-- START LISTED RECORDS --
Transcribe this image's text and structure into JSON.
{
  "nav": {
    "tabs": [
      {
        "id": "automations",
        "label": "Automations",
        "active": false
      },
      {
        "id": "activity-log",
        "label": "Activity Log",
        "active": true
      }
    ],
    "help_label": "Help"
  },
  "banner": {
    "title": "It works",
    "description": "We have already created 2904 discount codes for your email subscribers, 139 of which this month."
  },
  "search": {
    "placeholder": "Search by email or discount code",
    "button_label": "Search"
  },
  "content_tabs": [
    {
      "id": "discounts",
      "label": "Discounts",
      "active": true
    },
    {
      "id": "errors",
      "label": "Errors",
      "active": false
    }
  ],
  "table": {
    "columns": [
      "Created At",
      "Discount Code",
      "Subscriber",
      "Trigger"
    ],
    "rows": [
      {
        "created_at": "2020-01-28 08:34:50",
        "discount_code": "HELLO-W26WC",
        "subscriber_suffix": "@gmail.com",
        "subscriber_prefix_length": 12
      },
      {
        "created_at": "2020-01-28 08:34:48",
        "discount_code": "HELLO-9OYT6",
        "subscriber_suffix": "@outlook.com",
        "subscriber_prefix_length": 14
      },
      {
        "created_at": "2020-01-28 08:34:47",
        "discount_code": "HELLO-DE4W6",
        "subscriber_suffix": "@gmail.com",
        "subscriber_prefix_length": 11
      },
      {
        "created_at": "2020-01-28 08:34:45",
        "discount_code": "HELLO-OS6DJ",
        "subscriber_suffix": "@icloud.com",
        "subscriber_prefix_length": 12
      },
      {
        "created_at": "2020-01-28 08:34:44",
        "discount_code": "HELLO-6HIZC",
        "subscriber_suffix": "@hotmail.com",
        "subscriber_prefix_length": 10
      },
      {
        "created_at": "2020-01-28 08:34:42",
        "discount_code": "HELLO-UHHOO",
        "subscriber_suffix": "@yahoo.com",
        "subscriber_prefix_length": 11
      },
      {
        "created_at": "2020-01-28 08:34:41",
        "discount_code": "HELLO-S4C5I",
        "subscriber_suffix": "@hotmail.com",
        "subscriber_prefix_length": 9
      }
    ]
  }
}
-- END LISTED RECORDS --
-- START LISTED RECORDS --
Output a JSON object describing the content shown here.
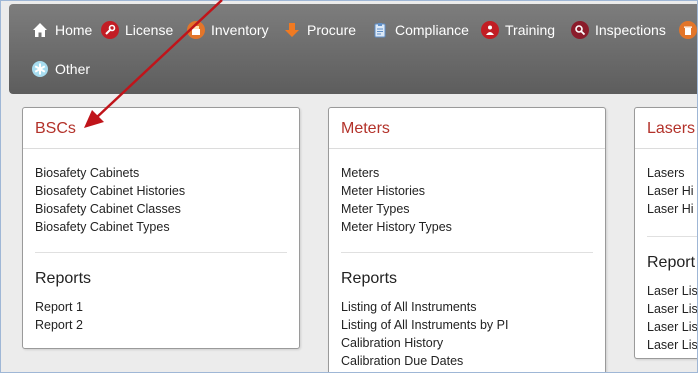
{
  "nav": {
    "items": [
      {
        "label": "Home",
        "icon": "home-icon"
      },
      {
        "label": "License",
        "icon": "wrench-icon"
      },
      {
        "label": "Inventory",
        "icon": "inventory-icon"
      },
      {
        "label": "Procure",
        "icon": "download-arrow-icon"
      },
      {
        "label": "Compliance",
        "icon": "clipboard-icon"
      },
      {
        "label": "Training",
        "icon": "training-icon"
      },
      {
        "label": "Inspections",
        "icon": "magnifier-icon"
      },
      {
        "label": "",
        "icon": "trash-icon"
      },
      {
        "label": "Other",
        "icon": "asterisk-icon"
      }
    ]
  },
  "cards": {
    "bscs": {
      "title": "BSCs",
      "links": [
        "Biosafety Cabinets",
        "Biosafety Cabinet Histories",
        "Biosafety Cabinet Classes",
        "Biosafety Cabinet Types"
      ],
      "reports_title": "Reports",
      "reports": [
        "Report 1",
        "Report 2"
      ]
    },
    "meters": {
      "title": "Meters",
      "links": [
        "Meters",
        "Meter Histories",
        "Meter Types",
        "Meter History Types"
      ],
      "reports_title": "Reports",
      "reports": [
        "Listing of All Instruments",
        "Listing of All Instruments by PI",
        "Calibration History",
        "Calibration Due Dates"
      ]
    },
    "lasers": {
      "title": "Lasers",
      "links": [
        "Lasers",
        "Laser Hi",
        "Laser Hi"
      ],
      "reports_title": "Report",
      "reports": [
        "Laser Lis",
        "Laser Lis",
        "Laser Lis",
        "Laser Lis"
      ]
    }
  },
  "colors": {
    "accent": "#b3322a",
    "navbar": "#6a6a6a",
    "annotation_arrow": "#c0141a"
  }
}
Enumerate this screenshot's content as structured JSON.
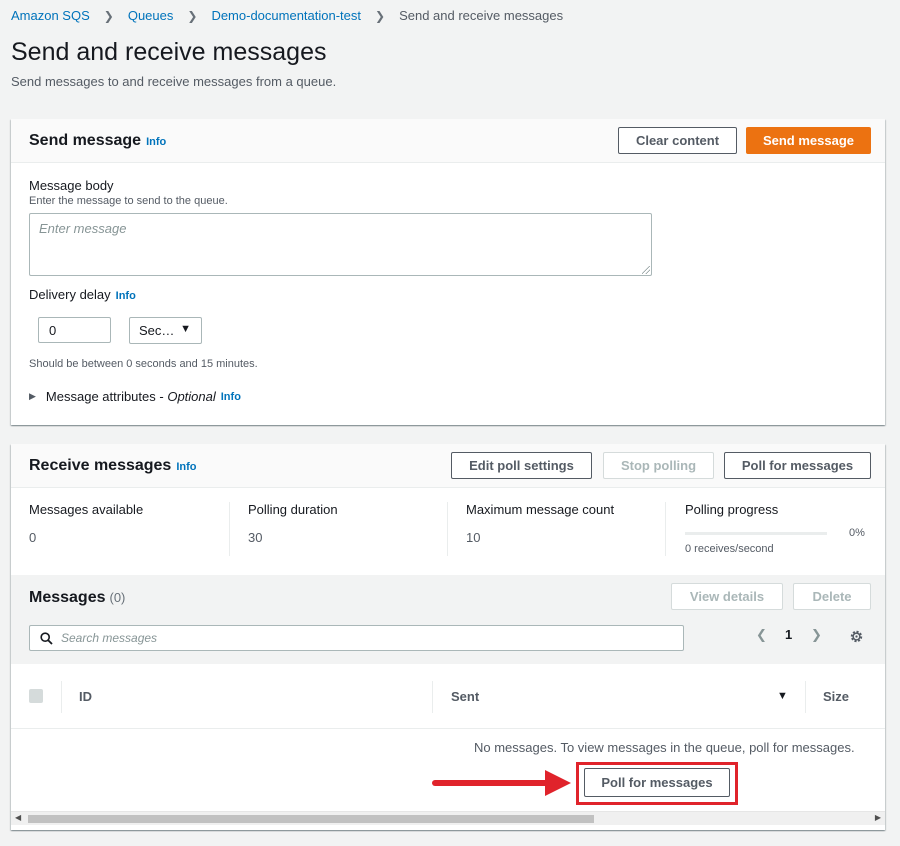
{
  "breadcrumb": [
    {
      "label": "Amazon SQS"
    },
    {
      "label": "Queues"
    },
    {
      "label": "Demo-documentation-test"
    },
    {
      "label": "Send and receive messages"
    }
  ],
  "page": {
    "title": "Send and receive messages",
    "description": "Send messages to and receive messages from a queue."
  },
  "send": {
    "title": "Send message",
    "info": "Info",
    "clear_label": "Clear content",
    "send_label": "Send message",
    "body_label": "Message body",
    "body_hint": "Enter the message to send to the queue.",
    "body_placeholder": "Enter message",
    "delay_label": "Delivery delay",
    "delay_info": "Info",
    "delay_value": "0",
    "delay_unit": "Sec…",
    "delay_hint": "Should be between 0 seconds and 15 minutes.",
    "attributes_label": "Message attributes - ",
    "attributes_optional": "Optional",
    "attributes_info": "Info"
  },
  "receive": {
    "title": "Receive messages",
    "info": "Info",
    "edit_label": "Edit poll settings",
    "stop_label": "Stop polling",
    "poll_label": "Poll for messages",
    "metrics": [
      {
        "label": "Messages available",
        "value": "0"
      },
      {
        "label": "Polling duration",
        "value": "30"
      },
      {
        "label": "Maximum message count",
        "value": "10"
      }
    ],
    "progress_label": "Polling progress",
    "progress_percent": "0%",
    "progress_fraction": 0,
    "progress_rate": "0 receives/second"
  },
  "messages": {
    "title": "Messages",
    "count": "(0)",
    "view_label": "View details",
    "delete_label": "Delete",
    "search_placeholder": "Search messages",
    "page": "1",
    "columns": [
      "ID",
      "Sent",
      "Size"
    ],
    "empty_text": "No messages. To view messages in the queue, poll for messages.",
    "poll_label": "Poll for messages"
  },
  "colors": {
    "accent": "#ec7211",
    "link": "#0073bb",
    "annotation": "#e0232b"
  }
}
-- END LISTED RECORDS --
-- START LISTED RECORDS --
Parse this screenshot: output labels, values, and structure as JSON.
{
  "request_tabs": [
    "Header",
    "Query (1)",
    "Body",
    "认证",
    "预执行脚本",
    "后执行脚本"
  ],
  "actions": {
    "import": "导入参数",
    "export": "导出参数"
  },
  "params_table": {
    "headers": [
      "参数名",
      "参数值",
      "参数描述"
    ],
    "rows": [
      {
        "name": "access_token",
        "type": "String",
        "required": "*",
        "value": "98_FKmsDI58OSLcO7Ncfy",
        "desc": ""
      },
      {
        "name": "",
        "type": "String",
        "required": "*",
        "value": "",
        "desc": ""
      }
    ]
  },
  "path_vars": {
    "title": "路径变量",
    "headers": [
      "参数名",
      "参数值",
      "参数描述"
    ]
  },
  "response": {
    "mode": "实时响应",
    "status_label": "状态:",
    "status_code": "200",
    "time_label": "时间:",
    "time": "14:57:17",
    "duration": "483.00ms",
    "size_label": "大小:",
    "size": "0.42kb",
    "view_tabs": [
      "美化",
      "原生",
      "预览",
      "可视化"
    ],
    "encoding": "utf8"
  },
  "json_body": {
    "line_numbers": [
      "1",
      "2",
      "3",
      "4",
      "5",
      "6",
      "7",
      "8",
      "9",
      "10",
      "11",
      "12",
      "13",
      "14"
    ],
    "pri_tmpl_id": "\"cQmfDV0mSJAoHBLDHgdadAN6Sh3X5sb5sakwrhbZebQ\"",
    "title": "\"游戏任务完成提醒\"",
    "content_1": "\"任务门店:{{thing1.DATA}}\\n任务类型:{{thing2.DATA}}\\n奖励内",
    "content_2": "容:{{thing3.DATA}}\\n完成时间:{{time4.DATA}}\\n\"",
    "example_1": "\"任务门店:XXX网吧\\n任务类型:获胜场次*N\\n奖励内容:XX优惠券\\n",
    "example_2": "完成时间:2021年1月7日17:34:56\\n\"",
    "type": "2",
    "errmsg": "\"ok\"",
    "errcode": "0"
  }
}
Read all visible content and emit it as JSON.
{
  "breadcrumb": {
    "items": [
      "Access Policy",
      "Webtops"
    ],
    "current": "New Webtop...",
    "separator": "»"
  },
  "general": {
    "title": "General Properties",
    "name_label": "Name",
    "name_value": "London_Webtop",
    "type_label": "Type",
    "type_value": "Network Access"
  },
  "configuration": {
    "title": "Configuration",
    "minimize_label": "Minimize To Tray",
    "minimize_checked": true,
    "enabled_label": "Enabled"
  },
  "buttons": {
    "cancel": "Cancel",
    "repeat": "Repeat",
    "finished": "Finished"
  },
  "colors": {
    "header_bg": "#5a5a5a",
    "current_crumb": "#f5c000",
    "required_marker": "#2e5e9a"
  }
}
-- END LISTED RECORDS --
YOUR OBJECTIVE
Write out each line of the data that holds the string "duration".

TASK OUTPUT
        "label": "Polling duration",
    "duration": "483.00ms",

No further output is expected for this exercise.